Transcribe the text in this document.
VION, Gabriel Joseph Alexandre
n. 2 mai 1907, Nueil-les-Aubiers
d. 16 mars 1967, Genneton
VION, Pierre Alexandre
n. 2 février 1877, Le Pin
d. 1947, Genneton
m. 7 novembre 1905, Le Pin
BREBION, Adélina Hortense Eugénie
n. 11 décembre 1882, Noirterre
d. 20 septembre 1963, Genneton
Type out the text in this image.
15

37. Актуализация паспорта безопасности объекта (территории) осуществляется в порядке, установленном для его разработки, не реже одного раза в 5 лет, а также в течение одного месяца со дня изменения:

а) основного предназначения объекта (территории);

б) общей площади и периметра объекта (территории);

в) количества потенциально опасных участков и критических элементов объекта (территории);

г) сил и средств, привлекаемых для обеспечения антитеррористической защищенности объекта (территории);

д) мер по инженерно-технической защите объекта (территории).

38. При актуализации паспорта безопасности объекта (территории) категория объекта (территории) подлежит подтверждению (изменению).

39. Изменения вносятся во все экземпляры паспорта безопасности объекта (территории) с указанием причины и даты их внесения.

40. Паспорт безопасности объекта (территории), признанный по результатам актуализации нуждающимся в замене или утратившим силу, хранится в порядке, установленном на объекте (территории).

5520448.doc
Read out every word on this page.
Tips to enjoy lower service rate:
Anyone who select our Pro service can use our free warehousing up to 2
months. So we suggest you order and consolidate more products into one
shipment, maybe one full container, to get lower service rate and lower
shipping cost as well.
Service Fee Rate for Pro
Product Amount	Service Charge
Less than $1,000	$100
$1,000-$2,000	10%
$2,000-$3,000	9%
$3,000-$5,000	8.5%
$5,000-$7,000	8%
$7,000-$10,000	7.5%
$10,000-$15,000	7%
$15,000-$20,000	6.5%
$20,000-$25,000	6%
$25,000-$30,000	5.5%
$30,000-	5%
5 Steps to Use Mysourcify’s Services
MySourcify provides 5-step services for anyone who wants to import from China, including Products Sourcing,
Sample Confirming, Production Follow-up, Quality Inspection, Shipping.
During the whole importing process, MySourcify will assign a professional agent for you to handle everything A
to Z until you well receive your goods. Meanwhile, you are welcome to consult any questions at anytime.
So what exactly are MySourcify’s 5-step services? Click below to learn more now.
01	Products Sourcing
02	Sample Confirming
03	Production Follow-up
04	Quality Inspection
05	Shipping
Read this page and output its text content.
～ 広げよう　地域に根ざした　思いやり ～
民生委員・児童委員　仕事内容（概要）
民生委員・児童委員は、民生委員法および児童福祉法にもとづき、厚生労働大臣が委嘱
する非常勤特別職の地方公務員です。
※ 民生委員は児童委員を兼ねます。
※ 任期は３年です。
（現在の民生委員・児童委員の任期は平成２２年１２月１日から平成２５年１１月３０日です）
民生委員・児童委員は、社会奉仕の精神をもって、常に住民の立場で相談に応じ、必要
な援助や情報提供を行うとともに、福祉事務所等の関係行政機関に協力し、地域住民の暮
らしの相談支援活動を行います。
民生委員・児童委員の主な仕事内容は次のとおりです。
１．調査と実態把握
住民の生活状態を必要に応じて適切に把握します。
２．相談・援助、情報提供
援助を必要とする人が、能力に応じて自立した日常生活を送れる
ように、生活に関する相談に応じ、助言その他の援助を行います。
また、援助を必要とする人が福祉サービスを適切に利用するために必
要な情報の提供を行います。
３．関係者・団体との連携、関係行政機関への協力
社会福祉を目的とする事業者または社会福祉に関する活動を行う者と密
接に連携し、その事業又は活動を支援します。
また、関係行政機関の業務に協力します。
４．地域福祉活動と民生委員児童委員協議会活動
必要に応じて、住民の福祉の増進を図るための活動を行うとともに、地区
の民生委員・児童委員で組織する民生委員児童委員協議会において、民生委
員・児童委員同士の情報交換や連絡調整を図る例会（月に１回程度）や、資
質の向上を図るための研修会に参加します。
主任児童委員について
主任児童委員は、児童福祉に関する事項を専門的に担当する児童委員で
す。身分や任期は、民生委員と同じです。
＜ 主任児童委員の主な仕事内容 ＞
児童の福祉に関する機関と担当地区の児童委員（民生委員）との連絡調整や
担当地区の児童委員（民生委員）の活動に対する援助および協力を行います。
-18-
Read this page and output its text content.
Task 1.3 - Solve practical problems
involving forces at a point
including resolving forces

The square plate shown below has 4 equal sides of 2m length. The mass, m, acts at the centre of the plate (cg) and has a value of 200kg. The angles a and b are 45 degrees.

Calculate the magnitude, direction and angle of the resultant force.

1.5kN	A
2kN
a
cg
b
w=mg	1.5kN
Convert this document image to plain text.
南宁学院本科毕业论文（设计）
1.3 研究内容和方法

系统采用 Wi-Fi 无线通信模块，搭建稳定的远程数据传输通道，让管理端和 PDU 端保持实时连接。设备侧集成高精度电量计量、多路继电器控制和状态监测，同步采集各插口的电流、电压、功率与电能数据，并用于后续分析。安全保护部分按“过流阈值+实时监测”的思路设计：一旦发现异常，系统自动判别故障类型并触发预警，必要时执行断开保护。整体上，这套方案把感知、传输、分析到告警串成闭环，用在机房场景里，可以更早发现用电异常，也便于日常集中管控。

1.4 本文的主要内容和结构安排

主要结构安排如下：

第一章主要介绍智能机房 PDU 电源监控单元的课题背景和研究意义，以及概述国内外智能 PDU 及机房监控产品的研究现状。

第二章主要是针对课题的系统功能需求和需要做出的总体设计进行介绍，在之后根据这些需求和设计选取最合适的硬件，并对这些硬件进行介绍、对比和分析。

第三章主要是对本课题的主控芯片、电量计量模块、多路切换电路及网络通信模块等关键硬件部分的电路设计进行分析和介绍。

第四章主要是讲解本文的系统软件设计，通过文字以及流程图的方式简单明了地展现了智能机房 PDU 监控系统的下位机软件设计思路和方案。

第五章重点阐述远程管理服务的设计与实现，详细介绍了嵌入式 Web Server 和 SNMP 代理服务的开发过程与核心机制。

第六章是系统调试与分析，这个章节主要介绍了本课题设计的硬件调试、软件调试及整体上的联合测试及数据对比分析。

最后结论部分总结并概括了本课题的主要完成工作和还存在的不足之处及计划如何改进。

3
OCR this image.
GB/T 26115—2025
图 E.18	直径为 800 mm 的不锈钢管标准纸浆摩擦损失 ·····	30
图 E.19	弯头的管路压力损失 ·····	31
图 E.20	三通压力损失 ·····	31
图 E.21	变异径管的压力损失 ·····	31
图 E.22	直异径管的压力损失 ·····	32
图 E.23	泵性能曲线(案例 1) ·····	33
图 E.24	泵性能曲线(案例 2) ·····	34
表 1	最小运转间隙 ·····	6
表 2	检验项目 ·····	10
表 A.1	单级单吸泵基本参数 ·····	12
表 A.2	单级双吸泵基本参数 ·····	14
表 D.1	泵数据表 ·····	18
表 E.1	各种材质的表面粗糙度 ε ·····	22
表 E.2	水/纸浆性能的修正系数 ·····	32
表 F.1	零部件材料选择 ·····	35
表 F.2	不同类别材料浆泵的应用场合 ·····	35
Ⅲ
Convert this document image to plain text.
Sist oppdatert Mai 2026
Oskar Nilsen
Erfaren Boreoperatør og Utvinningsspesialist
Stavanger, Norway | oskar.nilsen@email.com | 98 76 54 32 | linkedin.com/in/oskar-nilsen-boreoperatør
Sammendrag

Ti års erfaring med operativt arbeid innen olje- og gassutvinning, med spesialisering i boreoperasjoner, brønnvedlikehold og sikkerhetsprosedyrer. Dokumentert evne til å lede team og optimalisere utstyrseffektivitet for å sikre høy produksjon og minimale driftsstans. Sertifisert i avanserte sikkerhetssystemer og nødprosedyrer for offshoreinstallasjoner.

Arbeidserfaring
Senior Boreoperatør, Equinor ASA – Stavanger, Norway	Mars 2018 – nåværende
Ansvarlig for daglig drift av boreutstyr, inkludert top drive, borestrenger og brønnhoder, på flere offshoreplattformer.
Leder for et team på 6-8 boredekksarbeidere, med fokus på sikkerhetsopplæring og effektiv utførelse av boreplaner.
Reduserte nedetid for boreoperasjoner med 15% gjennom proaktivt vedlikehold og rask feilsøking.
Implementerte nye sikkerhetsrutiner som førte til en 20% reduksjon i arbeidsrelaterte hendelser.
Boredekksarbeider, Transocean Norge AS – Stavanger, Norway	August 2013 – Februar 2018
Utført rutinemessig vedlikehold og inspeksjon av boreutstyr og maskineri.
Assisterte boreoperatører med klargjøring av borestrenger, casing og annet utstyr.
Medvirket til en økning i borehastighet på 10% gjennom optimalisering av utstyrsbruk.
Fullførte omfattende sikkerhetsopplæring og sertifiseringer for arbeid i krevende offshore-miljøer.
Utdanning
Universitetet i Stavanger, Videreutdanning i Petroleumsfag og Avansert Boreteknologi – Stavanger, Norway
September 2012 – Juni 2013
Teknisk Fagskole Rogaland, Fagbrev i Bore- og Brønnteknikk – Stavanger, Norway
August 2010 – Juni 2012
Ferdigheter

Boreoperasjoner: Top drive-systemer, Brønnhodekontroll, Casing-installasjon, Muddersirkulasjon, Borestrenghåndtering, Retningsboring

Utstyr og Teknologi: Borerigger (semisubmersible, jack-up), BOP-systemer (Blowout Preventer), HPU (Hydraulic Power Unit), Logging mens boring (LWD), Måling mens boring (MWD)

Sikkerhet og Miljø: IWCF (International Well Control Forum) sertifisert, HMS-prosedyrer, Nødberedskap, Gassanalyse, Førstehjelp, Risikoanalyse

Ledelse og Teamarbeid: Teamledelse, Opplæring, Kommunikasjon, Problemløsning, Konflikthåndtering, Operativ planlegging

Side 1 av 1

## PROBLEM
Search the preceding listing for "gjennom" and extract every line where it is found.

## EXERCISE SOLUTION
Reduserte nedetid for boreoperasjoner med 15% gjennom proaktivt vedlikehold og rask feilsøking.
Medvirket til en økning i borehastighet på 10% gjennom optimalisering av utstyrsbruk.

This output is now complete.